• **Passage provided**:
::::::

Guillermo Amor Martínez (; born 4 December 1967) is a Spanish retired footballer who played as a versatile midfielder.

After spending most of his professional career with Barcelona, winning several accolades in a ten-year tenure, he ended it in Scotland with Livingston. Over 12 seasons, he amassed La Liga totals of 375 matches and 48 goals.

Amor won nearly 40 caps for Spain during the 1990s, representing the nation in one World Cup and one European Championship.

Playing career

Club
Born in Benidorm, Alicante, Valencian Community, Amor was a product of FC Barcelona's youth academy, and made his first-team debut in the 1988–89 season under Johan Cruyff, going on to become one of the Catalan team's most influential players as they achieved four consecutive La Liga titles and the 1991–92 European Cup (he did not play in the final against U.C. Sampdoria, however, after being booked in the last group stage match with S.L. Benfica). In 1993–94, as the club conquered the last of a successive four leagues, he appeared in all games except one, scoring a career-best eight goals. Additionally, on 5 April 1990, he opened the scoring in the Copa del Rey final against Real Madrid, helping to a 2–0 win at the Mestalla Stadium.

Amor left Barça at the end of the 1997–98 campaign, with another national championship won, deemed surplus to requirements by new manager Louis van Gaal as longtime teammate Albert Ferrer, having played 421 matches overall only behind club greats Xavi, Migueli and Carles Rexach. He subsequently had his first abroad experience, appearing sparingly for Serie A side ACF Fiorentina over two years and then returning to Spain with Villarreal CF as the latter had just returned to the top division.

Amor retired from football after a short spell with Scotland's Livingston, for which he signed in January 2003, making his debut on the 28th in a 3–1 away victory over Partick Thistle. The Livi Lions eventually narrowly avoided relegation from the Premier League.

International
Amor represented Spain on 37 occasions, scoring four goals. His debut came in an UEFA Euro 1992 qualifier 2–3 loss in Czechoslovakia on 14 November 1990, and he went on to appear for the nation at both the Euro 1996 and the 1998 FIFA World Cup. In the former competition, on 18 June, he scored against Romania in a 2–1 win, netting in the 84th minute and helping the team to the quarter-finals in England.

::::::

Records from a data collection
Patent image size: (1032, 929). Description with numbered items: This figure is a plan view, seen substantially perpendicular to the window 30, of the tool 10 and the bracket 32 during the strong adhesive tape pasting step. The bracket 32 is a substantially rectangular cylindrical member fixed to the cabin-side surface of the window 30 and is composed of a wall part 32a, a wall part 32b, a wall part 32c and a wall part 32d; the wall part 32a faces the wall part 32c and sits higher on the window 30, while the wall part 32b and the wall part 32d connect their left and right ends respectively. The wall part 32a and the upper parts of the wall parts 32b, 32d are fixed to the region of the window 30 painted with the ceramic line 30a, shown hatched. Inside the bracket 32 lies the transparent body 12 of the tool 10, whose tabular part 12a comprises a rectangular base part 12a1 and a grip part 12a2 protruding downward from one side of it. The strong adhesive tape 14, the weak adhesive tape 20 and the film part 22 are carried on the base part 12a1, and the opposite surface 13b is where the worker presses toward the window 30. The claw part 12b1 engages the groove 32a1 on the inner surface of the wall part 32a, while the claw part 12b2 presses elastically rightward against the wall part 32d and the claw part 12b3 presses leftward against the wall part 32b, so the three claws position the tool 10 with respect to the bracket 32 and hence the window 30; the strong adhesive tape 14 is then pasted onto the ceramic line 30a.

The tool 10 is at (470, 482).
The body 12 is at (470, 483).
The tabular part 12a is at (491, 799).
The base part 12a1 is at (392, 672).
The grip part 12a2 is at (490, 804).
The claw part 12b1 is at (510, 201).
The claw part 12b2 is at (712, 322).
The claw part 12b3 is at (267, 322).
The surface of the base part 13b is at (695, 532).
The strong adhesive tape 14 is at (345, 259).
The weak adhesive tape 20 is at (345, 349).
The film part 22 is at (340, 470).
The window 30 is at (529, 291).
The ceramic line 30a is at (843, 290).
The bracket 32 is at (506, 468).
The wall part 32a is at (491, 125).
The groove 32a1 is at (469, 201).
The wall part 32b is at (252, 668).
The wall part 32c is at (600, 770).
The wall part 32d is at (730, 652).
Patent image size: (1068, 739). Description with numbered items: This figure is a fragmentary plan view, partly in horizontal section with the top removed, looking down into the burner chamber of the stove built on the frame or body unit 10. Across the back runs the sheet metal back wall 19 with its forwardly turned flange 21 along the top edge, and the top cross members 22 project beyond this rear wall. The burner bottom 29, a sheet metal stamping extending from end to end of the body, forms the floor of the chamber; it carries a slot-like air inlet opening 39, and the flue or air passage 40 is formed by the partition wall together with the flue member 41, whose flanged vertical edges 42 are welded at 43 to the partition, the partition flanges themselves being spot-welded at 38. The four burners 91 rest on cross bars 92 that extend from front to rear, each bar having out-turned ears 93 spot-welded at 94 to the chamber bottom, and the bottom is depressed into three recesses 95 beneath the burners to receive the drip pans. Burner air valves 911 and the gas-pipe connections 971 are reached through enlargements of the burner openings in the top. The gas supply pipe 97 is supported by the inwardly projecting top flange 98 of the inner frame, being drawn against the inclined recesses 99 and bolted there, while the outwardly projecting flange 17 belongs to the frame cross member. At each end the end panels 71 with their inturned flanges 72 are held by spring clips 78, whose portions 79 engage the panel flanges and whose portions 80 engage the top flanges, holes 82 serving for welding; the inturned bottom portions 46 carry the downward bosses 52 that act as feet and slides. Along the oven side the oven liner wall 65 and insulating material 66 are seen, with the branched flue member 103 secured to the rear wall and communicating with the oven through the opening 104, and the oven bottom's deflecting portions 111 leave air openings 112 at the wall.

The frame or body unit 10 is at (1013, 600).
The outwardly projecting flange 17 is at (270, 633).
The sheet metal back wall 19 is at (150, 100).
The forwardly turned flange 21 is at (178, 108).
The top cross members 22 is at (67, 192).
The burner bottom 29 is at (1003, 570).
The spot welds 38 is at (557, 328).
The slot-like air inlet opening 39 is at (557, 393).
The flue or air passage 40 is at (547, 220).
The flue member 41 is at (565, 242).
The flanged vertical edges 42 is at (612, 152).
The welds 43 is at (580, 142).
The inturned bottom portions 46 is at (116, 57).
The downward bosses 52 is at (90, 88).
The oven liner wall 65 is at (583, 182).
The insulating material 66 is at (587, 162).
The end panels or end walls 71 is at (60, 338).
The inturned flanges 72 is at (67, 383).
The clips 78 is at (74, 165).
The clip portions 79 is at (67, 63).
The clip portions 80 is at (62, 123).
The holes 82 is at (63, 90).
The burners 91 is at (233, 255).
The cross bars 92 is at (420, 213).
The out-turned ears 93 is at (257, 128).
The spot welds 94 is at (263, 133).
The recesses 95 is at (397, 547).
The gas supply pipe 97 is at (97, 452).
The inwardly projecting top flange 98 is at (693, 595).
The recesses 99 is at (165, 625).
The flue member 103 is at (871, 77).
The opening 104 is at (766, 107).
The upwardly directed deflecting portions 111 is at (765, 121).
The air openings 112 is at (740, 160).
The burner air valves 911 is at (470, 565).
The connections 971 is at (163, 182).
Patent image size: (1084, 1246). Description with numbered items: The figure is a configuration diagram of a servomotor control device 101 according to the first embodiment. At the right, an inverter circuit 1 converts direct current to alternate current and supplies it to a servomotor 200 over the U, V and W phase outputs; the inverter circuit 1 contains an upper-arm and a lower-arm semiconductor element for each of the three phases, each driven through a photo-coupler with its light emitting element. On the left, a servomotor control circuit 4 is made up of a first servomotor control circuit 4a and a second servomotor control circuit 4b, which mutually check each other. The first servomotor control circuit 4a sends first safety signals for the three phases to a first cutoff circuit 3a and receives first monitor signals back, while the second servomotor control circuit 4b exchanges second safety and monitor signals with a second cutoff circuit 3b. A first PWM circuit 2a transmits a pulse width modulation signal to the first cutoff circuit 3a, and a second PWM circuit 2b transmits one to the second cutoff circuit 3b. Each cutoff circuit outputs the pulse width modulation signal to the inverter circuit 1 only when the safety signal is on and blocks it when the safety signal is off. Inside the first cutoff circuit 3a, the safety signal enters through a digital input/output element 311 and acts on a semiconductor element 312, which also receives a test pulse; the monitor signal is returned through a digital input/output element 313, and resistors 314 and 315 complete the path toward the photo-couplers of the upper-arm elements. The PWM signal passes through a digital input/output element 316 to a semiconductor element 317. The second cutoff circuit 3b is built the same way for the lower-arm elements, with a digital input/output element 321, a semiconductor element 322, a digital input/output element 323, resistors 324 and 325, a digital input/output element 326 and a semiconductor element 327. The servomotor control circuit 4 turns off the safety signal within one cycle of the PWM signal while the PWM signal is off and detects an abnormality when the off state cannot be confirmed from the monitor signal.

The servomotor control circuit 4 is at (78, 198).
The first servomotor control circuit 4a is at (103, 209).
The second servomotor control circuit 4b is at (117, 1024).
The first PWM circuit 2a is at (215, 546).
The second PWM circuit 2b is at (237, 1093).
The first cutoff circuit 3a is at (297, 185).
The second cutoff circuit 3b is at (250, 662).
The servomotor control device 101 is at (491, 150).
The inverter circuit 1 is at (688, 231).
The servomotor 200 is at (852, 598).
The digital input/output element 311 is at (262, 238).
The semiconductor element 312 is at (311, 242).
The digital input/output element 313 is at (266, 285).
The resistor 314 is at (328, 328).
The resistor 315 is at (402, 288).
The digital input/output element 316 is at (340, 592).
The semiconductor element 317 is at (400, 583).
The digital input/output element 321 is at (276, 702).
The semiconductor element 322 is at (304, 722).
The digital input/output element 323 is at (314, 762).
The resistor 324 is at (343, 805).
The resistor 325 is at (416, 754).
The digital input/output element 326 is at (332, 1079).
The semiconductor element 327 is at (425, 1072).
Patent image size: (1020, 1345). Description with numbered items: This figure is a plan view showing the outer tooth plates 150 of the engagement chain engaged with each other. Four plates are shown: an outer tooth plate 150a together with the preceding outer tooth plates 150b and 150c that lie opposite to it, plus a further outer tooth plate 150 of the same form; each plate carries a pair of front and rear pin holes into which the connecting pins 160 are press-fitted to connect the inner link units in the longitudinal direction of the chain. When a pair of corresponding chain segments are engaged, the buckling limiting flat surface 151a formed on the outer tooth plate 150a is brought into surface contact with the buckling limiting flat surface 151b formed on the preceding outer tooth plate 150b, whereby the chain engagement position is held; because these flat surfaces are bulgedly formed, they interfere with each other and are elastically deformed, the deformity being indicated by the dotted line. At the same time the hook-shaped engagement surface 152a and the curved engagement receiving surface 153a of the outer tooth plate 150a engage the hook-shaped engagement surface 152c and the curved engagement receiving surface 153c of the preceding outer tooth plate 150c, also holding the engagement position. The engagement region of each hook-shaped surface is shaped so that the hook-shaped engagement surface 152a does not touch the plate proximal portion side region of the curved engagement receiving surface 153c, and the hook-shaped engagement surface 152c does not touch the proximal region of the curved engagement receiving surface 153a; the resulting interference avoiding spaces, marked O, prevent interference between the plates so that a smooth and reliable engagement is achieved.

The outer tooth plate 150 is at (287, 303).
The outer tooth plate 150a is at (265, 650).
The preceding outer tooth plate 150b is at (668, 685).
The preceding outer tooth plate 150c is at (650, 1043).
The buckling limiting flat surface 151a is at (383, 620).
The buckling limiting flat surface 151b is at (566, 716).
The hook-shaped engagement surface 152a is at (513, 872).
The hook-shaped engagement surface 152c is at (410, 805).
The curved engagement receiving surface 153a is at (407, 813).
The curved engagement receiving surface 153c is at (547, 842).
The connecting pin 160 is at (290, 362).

::::::

• **Parts of the exercise**:
A) Reproduce the part of the passage about Guillermo Amor from "Amor left Barça" to "the Premier League." word for word.
B) Pick up the passage about Guillermo Amor's football career right after its last sentence and keep writing.

• **Task answers**:
A)
Amor left Barça at the end of the 1997–98 campaign, with another national championship won, deemed surplus to requirements by new manager Louis van Gaal as longtime teammate Albert Ferrer, having played 421 matches overall only behind club greats Xavi, Migueli and Carles Rexach. He subsequently had his first abroad experience, appearing sparingly for Serie A side ACF Fiorentina over two years and then returning to Spain with Villarreal CF as the latter had just returned to the top division.

Amor retired from football after a short spell with Scotland's Livingston, for which he signed in January 2003, making his debut on the 28th in a 3–1 away victory over Partick Thistle. The Livi Lions eventually narrowly avoided relegation from the Premier League.

B)
Amor's last cap was a sour one, as Spain were downed by lowly Cyprus on 5 September 1998 in a Euro 2000 qualifier (3–2).

Coaching career
After retiring, Amor served a four-year spell at former club Barcelona, being responsible for the youth categories after Joan Laporta was named president in 2003. He left after the board of directors decided not to renew his contract, but returned in July 2010 as technical director of football training.

In late August 2014, Amor was invited to Australia by one of his former colleagues and friend, former Barcelona youth academy coach and manager of Adelaide United FC, Josep Gombau. He spent a month observing and consulting the latter with Adelaide's training, after which he signed a one-year contract to become the technical director.

On 24 July 2015, following the resignation of Gombau due to family reasons, Amor was appointed as head coach prior to the start of the season. He only achieved his first win on the ninth matchday, in a 1–0 win against Perth Glory FC, but went on to lead the team to a club-record 13 clean sheets, including being unbeaten in the last ten home games and winning the last four away.

Amor led Adelaide to the double on 1 May 2016, after a 3–1 defeat of Western Sydney Wanderers FC in the Grand Final. On 10 May of the following year he left the Hindmarsh Stadium, returning to Barcelona as head of youth football alongside former teammate José Mari Bakero.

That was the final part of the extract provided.